What needs to be done -
Print the data below exactly as it stands, and keep the pictures out.

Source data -
--*--
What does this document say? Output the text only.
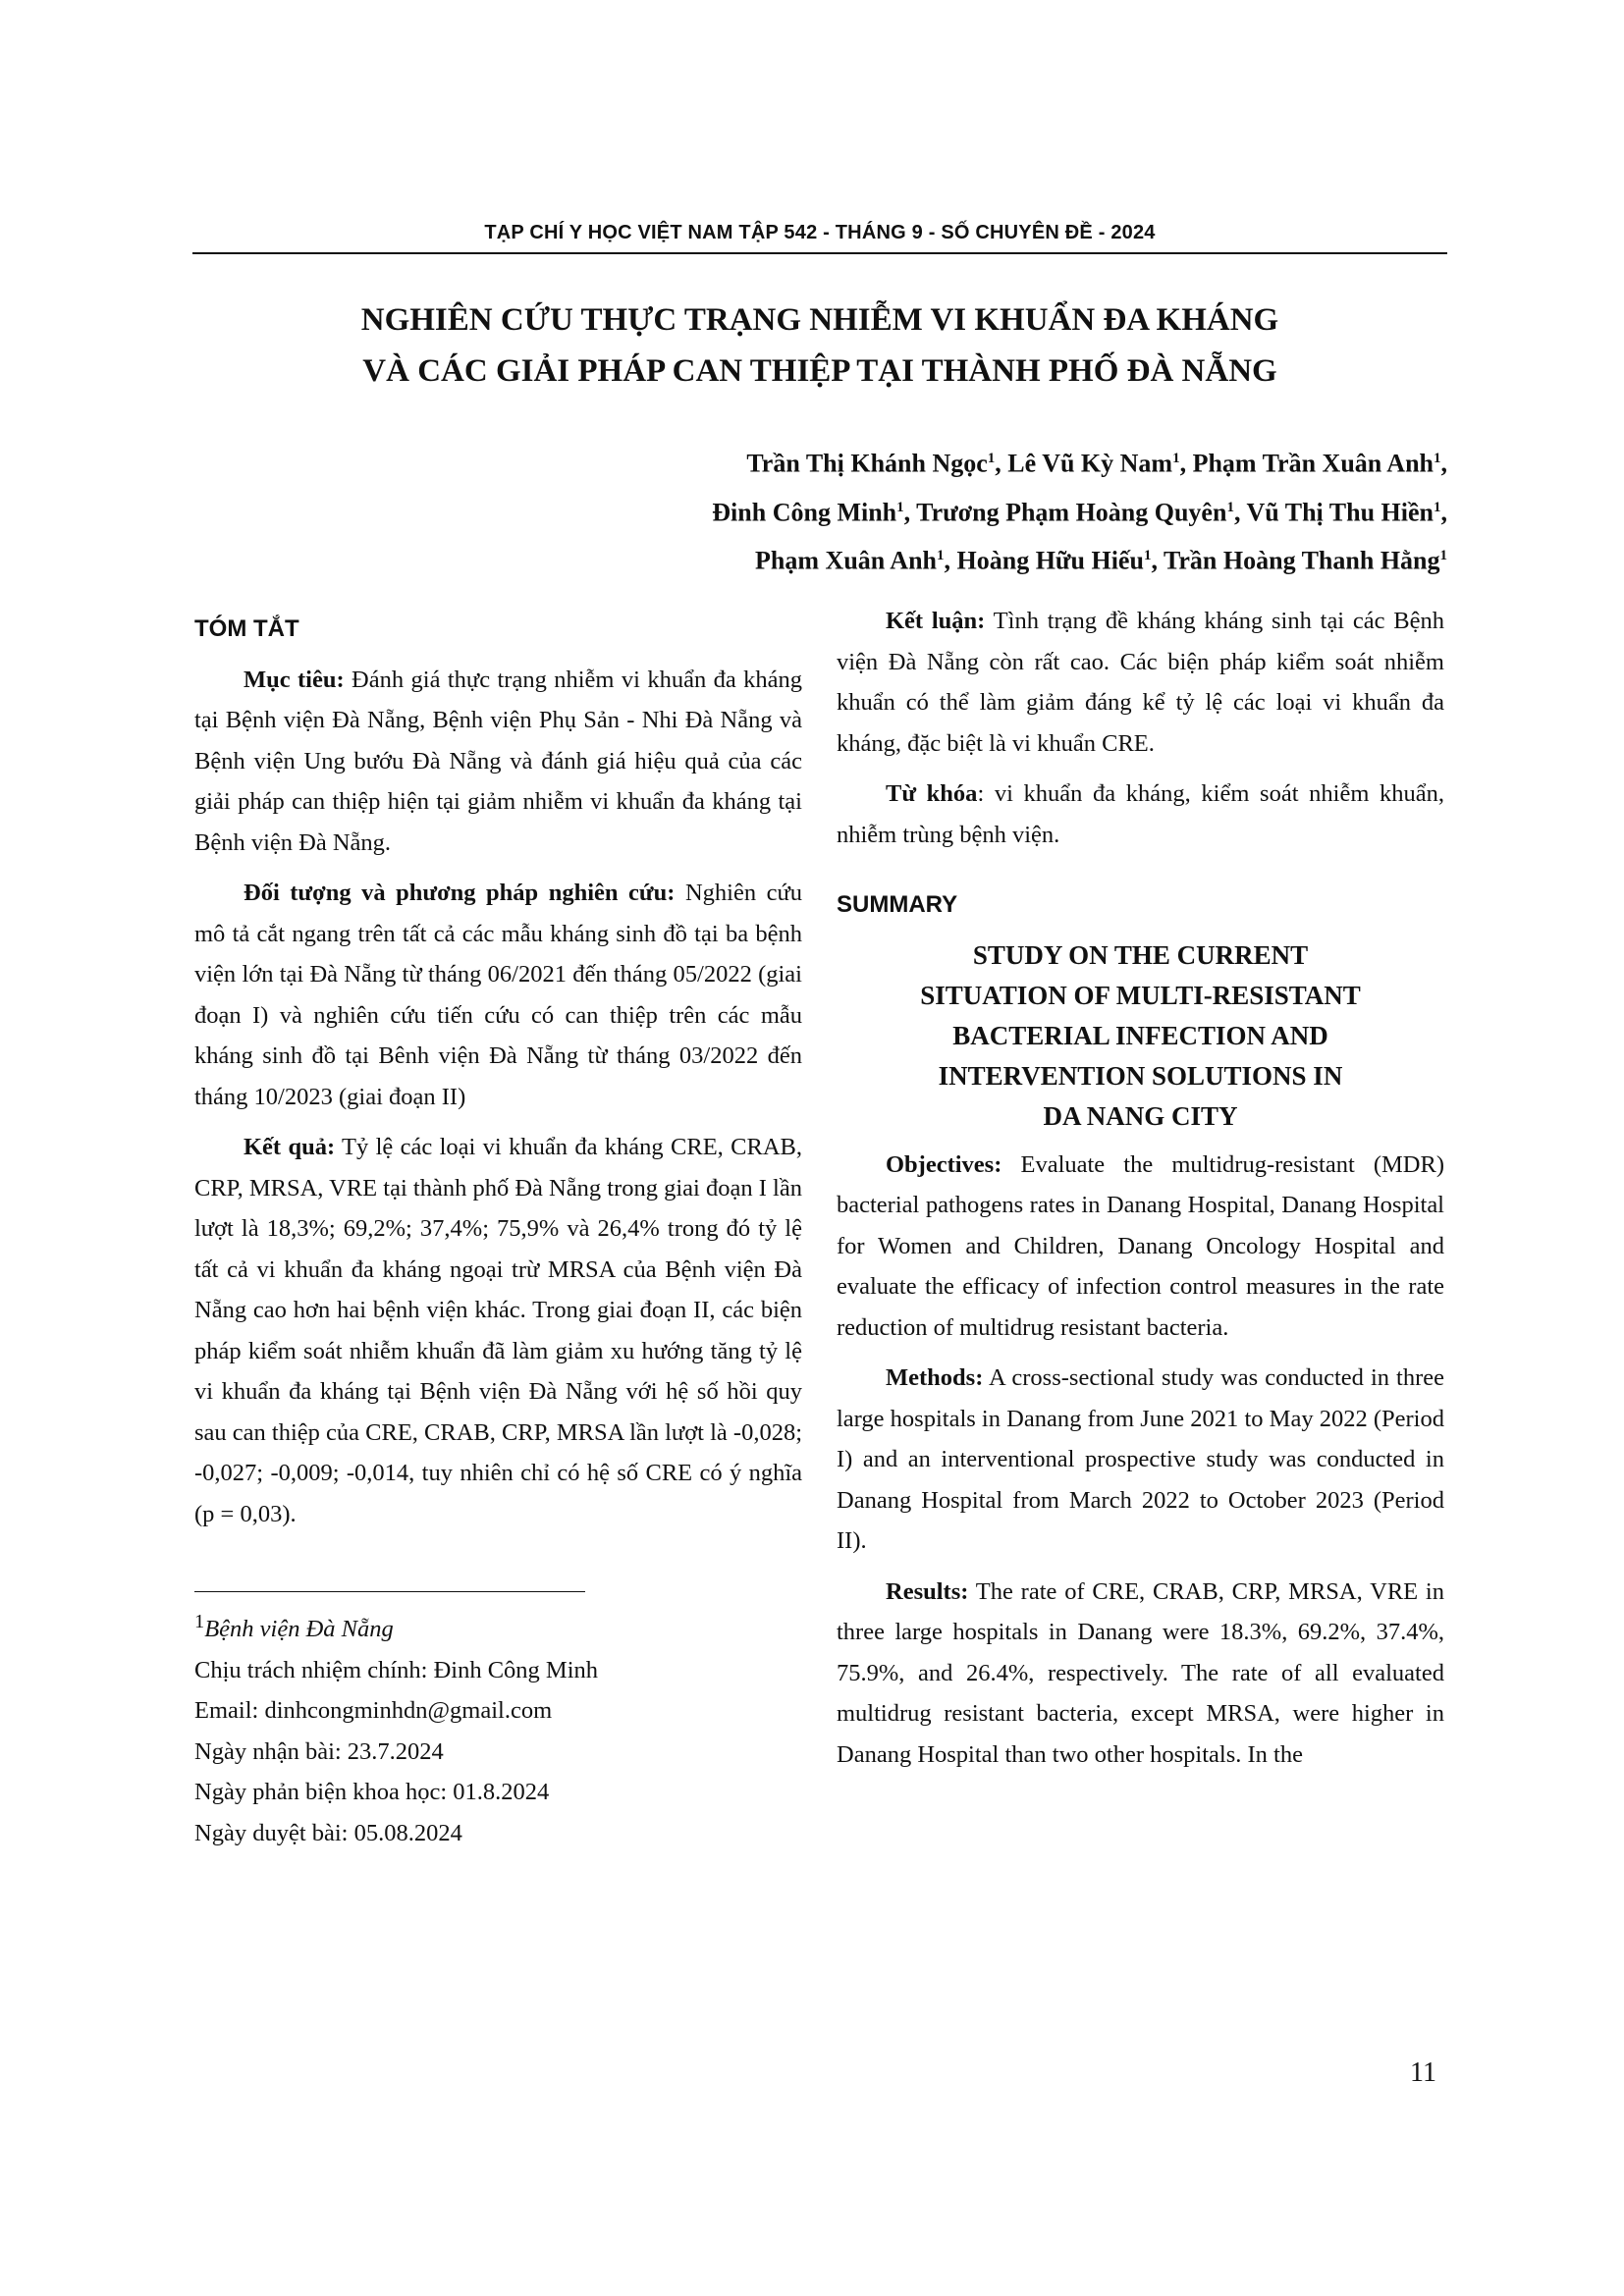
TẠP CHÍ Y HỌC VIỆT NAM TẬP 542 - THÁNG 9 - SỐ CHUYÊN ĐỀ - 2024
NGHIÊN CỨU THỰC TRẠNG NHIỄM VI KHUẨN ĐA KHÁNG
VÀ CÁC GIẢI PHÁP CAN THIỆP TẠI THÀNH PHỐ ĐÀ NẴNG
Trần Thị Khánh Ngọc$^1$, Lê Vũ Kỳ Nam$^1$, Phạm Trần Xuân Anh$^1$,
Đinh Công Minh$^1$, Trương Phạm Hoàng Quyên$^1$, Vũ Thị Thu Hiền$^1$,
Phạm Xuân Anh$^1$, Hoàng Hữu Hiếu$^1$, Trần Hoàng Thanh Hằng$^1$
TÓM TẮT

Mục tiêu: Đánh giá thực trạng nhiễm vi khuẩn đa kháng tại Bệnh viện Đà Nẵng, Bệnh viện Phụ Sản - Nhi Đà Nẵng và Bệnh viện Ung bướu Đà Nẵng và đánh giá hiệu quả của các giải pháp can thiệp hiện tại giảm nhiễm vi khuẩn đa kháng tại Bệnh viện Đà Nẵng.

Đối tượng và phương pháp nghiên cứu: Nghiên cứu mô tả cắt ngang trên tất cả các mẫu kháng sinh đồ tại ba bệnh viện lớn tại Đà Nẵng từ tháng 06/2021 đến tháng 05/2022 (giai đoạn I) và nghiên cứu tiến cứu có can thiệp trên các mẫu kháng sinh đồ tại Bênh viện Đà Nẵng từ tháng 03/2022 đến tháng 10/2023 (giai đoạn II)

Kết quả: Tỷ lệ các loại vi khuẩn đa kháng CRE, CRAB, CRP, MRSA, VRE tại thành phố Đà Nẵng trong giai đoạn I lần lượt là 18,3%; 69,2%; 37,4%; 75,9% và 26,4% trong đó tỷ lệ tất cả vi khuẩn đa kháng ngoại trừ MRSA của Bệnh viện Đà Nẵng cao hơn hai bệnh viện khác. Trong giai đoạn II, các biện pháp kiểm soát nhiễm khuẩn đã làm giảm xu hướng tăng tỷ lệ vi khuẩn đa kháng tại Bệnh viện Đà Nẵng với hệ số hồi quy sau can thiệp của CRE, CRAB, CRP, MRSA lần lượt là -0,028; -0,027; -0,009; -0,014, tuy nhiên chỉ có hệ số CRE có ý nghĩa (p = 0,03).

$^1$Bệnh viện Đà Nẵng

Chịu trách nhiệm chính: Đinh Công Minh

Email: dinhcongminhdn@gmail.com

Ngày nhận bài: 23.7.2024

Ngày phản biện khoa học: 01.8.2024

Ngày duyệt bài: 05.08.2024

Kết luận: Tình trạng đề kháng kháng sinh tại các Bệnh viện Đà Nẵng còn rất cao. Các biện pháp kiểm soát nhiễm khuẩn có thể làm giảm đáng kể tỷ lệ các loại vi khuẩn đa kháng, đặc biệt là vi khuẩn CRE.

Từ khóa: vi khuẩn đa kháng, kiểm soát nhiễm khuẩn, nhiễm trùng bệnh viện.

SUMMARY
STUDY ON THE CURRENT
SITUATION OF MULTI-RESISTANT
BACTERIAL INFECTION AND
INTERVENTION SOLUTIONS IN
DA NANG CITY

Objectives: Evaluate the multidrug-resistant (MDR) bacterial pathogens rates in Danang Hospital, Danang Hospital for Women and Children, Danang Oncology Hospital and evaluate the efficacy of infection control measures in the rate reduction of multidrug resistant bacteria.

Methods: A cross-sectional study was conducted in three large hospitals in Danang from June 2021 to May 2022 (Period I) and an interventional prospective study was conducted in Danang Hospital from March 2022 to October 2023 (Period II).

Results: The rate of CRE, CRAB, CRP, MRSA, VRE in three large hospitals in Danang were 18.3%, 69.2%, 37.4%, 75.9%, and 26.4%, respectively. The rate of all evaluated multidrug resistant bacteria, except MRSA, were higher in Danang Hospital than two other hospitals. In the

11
--*--
Response for this exercise -
What does this document say? Output the text only.
TẠP CHÍ Y HỌC VIỆT NAM TẬP 542 - THÁNG 9 - SỐ CHUYÊN ĐỀ - 2024
NGHIÊN CỨU THỰC TRẠNG NHIỄM VI KHUẨN ĐA KHÁNG
VÀ CÁC GIẢI PHÁP CAN THIỆP TẠI THÀNH PHỐ ĐÀ NẴNG
Trần Thị Khánh Ngọc$^1$, Lê Vũ Kỳ Nam$^1$, Phạm Trần Xuân Anh$^1$,
Đinh Công Minh$^1$, Trương Phạm Hoàng Quyên$^1$, Vũ Thị Thu Hiền$^1$,
Phạm Xuân Anh$^1$, Hoàng Hữu Hiếu$^1$, Trần Hoàng Thanh Hằng$^1$
TÓM TẮT

Mục tiêu: Đánh giá thực trạng nhiễm vi khuẩn đa kháng tại Bệnh viện Đà Nẵng, Bệnh viện Phụ Sản - Nhi Đà Nẵng và Bệnh viện Ung bướu Đà Nẵng và đánh giá hiệu quả của các giải pháp can thiệp hiện tại giảm nhiễm vi khuẩn đa kháng tại Bệnh viện Đà Nẵng.

Đối tượng và phương pháp nghiên cứu: Nghiên cứu mô tả cắt ngang trên tất cả các mẫu kháng sinh đồ tại ba bệnh viện lớn tại Đà Nẵng từ tháng 06/2021 đến tháng 05/2022 (giai đoạn I) và nghiên cứu tiến cứu có can thiệp trên các mẫu kháng sinh đồ tại Bênh viện Đà Nẵng từ tháng 03/2022 đến tháng 10/2023 (giai đoạn II)

Kết quả: Tỷ lệ các loại vi khuẩn đa kháng CRE, CRAB, CRP, MRSA, VRE tại thành phố Đà Nẵng trong giai đoạn I lần lượt là 18,3%; 69,2%; 37,4%; 75,9% và 26,4% trong đó tỷ lệ tất cả vi khuẩn đa kháng ngoại trừ MRSA của Bệnh viện Đà Nẵng cao hơn hai bệnh viện khác. Trong giai đoạn II, các biện pháp kiểm soát nhiễm khuẩn đã làm giảm xu hướng tăng tỷ lệ vi khuẩn đa kháng tại Bệnh viện Đà Nẵng với hệ số hồi quy sau can thiệp của CRE, CRAB, CRP, MRSA lần lượt là -0,028; -0,027; -0,009; -0,014, tuy nhiên chỉ có hệ số CRE có ý nghĩa (p = 0,03).

$^1$Bệnh viện Đà Nẵng

Chịu trách nhiệm chính: Đinh Công Minh

Email: dinhcongminhdn@gmail.com

Ngày nhận bài: 23.7.2024

Ngày phản biện khoa học: 01.8.2024

Ngày duyệt bài: 05.08.2024

Kết luận: Tình trạng đề kháng kháng sinh tại các Bệnh viện Đà Nẵng còn rất cao. Các biện pháp kiểm soát nhiễm khuẩn có thể làm giảm đáng kể tỷ lệ các loại vi khuẩn đa kháng, đặc biệt là vi khuẩn CRE.

Từ khóa: vi khuẩn đa kháng, kiểm soát nhiễm khuẩn, nhiễm trùng bệnh viện.

SUMMARY
STUDY ON THE CURRENT
SITUATION OF MULTI-RESISTANT
BACTERIAL INFECTION AND
INTERVENTION SOLUTIONS IN
DA NANG CITY

Objectives: Evaluate the multidrug-resistant (MDR) bacterial pathogens rates in Danang Hospital, Danang Hospital for Women and Children, Danang Oncology Hospital and evaluate the efficacy of infection control measures in the rate reduction of multidrug resistant bacteria.

Methods: A cross-sectional study was conducted in three large hospitals in Danang from June 2021 to May 2022 (Period I) and an interventional prospective study was conducted in Danang Hospital from March 2022 to October 2023 (Period II).

Results: The rate of CRE, CRAB, CRP, MRSA, VRE in three large hospitals in Danang were 18.3%, 69.2%, 37.4%, 75.9%, and 26.4%, respectively. The rate of all evaluated multidrug resistant bacteria, except MRSA, were higher in Danang Hospital than two other hospitals. In the

11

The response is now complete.